Data records:
--- BEGIN ---
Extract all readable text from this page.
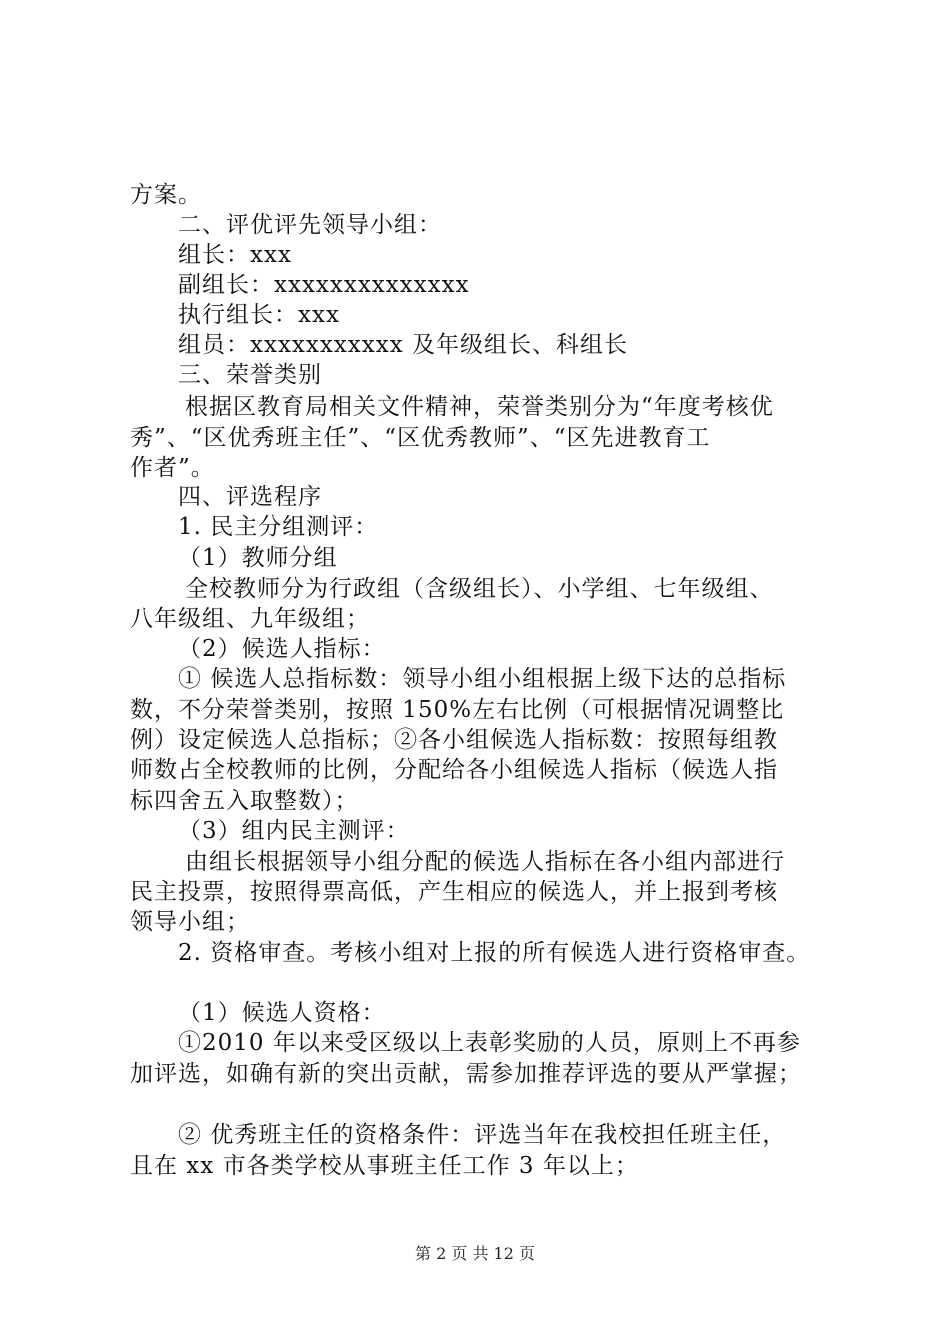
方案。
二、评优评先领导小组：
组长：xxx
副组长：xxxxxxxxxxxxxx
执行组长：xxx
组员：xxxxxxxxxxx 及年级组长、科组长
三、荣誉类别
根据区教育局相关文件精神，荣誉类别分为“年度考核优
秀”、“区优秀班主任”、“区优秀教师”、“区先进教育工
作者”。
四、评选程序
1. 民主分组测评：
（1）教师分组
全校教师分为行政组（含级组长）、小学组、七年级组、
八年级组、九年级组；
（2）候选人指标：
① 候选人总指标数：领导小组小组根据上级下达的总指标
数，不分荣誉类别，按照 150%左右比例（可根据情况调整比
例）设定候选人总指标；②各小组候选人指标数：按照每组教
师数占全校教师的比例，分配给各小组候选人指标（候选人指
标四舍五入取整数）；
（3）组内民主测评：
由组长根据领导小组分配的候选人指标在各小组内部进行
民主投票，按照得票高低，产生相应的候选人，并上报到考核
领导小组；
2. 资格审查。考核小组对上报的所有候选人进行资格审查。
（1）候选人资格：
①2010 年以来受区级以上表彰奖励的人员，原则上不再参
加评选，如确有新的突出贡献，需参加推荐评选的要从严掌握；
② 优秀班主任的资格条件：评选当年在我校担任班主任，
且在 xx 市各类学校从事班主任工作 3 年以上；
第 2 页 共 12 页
--- END ---
Work required - The data above needs to be retyped exactly, with the images left out.

Complete answer -
Extract all readable text from this page.
方案。
二、评优评先领导小组：
组长：xxx
副组长：xxxxxxxxxxxxxx
执行组长：xxx
组员：xxxxxxxxxxx 及年级组长、科组长
三、荣誉类别
根据区教育局相关文件精神，荣誉类别分为“年度考核优
秀”、“区优秀班主任”、“区优秀教师”、“区先进教育工
作者”。
四、评选程序
1. 民主分组测评：
（1）教师分组
全校教师分为行政组（含级组长）、小学组、七年级组、
八年级组、九年级组；
（2）候选人指标：
① 候选人总指标数：领导小组小组根据上级下达的总指标
数，不分荣誉类别，按照 150%左右比例（可根据情况调整比
例）设定候选人总指标；②各小组候选人指标数：按照每组教
师数占全校教师的比例，分配给各小组候选人指标（候选人指
标四舍五入取整数）；
（3）组内民主测评：
由组长根据领导小组分配的候选人指标在各小组内部进行
民主投票，按照得票高低，产生相应的候选人，并上报到考核
领导小组；
2. 资格审查。考核小组对上报的所有候选人进行资格审查。
（1）候选人资格：
①2010 年以来受区级以上表彰奖励的人员，原则上不再参
加评选，如确有新的突出贡献，需参加推荐评选的要从严掌握；
② 优秀班主任的资格条件：评选当年在我校担任班主任，
且在 xx 市各类学校从事班主任工作 3 年以上；
第 2 页 共 12 页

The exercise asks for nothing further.